**Task to carry out**
Transcribe every line of the records verbatim.

Data entries
--- Begin ---

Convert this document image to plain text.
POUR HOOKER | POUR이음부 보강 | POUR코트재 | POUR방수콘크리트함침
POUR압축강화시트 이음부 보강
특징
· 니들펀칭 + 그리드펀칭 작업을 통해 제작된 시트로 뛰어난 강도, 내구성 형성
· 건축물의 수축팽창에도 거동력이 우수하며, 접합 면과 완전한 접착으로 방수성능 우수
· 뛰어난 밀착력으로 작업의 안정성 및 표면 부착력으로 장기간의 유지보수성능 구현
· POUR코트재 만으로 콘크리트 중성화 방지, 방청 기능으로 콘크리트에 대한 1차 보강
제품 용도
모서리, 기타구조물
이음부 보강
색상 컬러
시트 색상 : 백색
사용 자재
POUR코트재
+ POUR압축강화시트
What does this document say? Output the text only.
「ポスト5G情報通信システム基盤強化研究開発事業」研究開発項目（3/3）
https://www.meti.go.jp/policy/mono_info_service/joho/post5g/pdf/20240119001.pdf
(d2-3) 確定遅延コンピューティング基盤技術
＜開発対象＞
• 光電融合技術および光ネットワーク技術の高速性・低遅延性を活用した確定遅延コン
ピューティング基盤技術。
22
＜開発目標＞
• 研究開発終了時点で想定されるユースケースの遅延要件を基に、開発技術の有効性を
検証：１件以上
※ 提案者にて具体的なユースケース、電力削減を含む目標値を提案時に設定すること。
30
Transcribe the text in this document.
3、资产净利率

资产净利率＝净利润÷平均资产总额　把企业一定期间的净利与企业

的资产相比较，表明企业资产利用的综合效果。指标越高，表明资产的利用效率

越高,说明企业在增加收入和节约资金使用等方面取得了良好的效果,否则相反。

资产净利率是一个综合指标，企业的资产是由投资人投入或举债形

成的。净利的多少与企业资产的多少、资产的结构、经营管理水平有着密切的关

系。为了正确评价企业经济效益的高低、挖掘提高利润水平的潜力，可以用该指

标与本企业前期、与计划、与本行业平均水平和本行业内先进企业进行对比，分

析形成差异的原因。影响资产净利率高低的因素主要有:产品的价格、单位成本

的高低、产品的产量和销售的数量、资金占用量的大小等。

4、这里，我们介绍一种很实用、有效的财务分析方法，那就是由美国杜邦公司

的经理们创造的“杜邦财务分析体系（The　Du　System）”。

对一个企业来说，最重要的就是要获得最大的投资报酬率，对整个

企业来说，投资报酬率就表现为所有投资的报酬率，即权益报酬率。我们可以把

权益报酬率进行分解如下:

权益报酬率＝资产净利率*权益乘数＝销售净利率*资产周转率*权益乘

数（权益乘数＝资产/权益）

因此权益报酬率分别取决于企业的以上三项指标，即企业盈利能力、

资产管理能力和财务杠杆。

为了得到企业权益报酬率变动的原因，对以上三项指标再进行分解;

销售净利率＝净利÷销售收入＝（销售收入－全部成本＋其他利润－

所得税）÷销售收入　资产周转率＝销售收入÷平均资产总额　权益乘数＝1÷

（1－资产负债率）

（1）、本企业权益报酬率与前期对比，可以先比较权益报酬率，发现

--- End ---

**Exercise solution**
Convert this document image to plain text.
POUR HOOKER | POUR이음부 보강 | POUR코트재 | POUR방수콘크리트함침
POUR압축강화시트 이음부 보강
특징
· 니들펀칭 + 그리드펀칭 작업을 통해 제작된 시트로 뛰어난 강도, 내구성 형성
· 건축물의 수축팽창에도 거동력이 우수하며, 접합 면과 완전한 접착으로 방수성능 우수
· 뛰어난 밀착력으로 작업의 안정성 및 표면 부착력으로 장기간의 유지보수성능 구현
· POUR코트재 만으로 콘크리트 중성화 방지, 방청 기능으로 콘크리트에 대한 1차 보강
제품 용도
모서리, 기타구조물
이음부 보강
색상 컬러
시트 색상 : 백색
사용 자재
POUR코트재
+ POUR압축강화시트
What does this document say? Output the text only.
「ポスト5G情報通信システム基盤強化研究開発事業」研究開発項目（3/3）
https://www.meti.go.jp/policy/mono_info_service/joho/post5g/pdf/20240119001.pdf
(d2-3) 確定遅延コンピューティング基盤技術
＜開発対象＞
• 光電融合技術および光ネットワーク技術の高速性・低遅延性を活用した確定遅延コン
ピューティング基盤技術。
22
＜開発目標＞
• 研究開発終了時点で想定されるユースケースの遅延要件を基に、開発技術の有効性を
検証：１件以上
※ 提案者にて具体的なユースケース、電力削減を含む目標値を提案時に設定すること。
30
Transcribe the text in this document.
3、资产净利率

资产净利率＝净利润÷平均资产总额　把企业一定期间的净利与企业

的资产相比较，表明企业资产利用的综合效果。指标越高，表明资产的利用效率

越高,说明企业在增加收入和节约资金使用等方面取得了良好的效果,否则相反。

资产净利率是一个综合指标，企业的资产是由投资人投入或举债形

成的。净利的多少与企业资产的多少、资产的结构、经营管理水平有着密切的关

系。为了正确评价企业经济效益的高低、挖掘提高利润水平的潜力，可以用该指

标与本企业前期、与计划、与本行业平均水平和本行业内先进企业进行对比，分

析形成差异的原因。影响资产净利率高低的因素主要有:产品的价格、单位成本

的高低、产品的产量和销售的数量、资金占用量的大小等。

4、这里，我们介绍一种很实用、有效的财务分析方法，那就是由美国杜邦公司

的经理们创造的“杜邦财务分析体系（The　Du　System）”。

对一个企业来说，最重要的就是要获得最大的投资报酬率，对整个

企业来说，投资报酬率就表现为所有投资的报酬率，即权益报酬率。我们可以把

权益报酬率进行分解如下:

权益报酬率＝资产净利率*权益乘数＝销售净利率*资产周转率*权益乘

数（权益乘数＝资产/权益）

因此权益报酬率分别取决于企业的以上三项指标，即企业盈利能力、

资产管理能力和财务杠杆。

为了得到企业权益报酬率变动的原因，对以上三项指标再进行分解;

销售净利率＝净利÷销售收入＝（销售收入－全部成本＋其他利润－

所得税）÷销售收入　资产周转率＝销售收入÷平均资产总额　权益乘数＝1÷

（1－资产负债率）

（1）、本企业权益报酬率与前期对比，可以先比较权益报酬率，发现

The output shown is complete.